**Exercise**
Every line below that contains "Spectrum" is to be copied.
↓
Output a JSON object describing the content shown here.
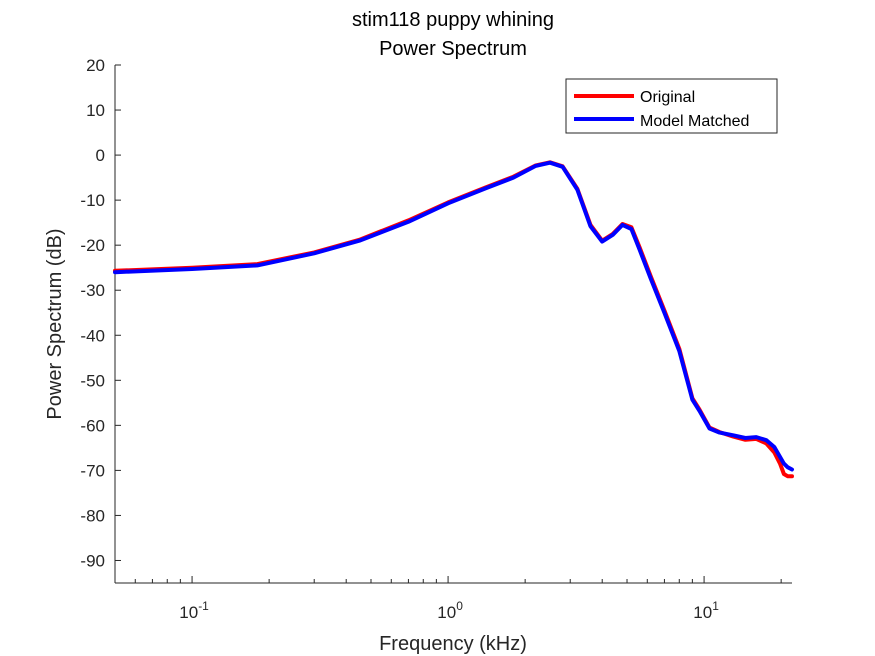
{
  "chart_data": {
    "type": "line",
    "title": [
      "stim118 puppy whining",
      "Power Spectrum"
    ],
    "xlabel": "Frequency (kHz)",
    "ylabel": "Power Spectrum (dB)",
    "xscale": "log",
    "xlim": [
      0.05,
      22.05
    ],
    "ylim": [
      -95,
      20
    ],
    "yticks": [
      20,
      10,
      0,
      -10,
      -20,
      -30,
      -40,
      -50,
      -60,
      -70,
      -80,
      -90
    ],
    "ytick_labels": [
      "20",
      "10",
      "0",
      "-10",
      "-20",
      "-30",
      "-40",
      "-50",
      "-60",
      "-70",
      "-80",
      "-90"
    ],
    "xticks": [
      {
        "value": 0.1,
        "base": "10",
        "exp": "-1"
      },
      {
        "value": 1,
        "base": "10",
        "exp": "0"
      },
      {
        "value": 10,
        "base": "10",
        "exp": "1"
      }
    ],
    "grid": false,
    "legend_position": "top-right",
    "series": [
      {
        "name": "Original",
        "color": "#ff0000",
        "x": [
          0.05,
          0.1,
          0.18,
          0.3,
          0.45,
          0.7,
          1.0,
          1.4,
          1.8,
          2.2,
          2.5,
          2.8,
          3.2,
          3.6,
          4.0,
          4.4,
          4.8,
          5.2,
          5.6,
          6.2,
          7.0,
          8.0,
          9.0,
          9.6,
          10.5,
          11.5,
          13.0,
          14.5,
          16.0,
          17.5,
          18.8,
          19.8,
          20.5,
          21.2,
          22.05
        ],
        "y": [
          -25.7,
          -25.0,
          -24.2,
          -21.6,
          -18.8,
          -14.5,
          -10.5,
          -7.2,
          -4.8,
          -2.3,
          -1.6,
          -2.5,
          -7.5,
          -15.5,
          -19.0,
          -17.5,
          -15.3,
          -16.0,
          -20.5,
          -27.0,
          -34.5,
          -43.0,
          -54.0,
          -56.5,
          -60.5,
          -61.5,
          -62.5,
          -63.2,
          -63.0,
          -64.0,
          -66.0,
          -68.5,
          -70.8,
          -71.3,
          -71.3
        ]
      },
      {
        "name": "Model Matched",
        "color": "#0000ff",
        "x": [
          0.05,
          0.1,
          0.18,
          0.3,
          0.45,
          0.7,
          1.0,
          1.4,
          1.8,
          2.2,
          2.5,
          2.8,
          3.2,
          3.6,
          4.0,
          4.4,
          4.8,
          5.2,
          5.6,
          6.2,
          7.0,
          8.0,
          9.0,
          9.6,
          10.5,
          11.5,
          13.0,
          14.5,
          16.0,
          17.5,
          18.8,
          19.8,
          20.5,
          21.2,
          22.05
        ],
        "y": [
          -26.0,
          -25.3,
          -24.5,
          -21.8,
          -19.0,
          -14.8,
          -10.7,
          -7.4,
          -5.0,
          -2.4,
          -1.7,
          -2.6,
          -7.7,
          -15.8,
          -19.2,
          -17.7,
          -15.5,
          -16.4,
          -21.0,
          -27.5,
          -35.0,
          -43.5,
          -54.3,
          -56.8,
          -60.7,
          -61.6,
          -62.2,
          -62.8,
          -62.6,
          -63.3,
          -64.8,
          -67.0,
          -68.5,
          -69.3,
          -69.8
        ]
      }
    ]
  }
}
↑
**Full solution**
      "Power Spectrum"
    "ylabel": "Power Spectrum (dB)",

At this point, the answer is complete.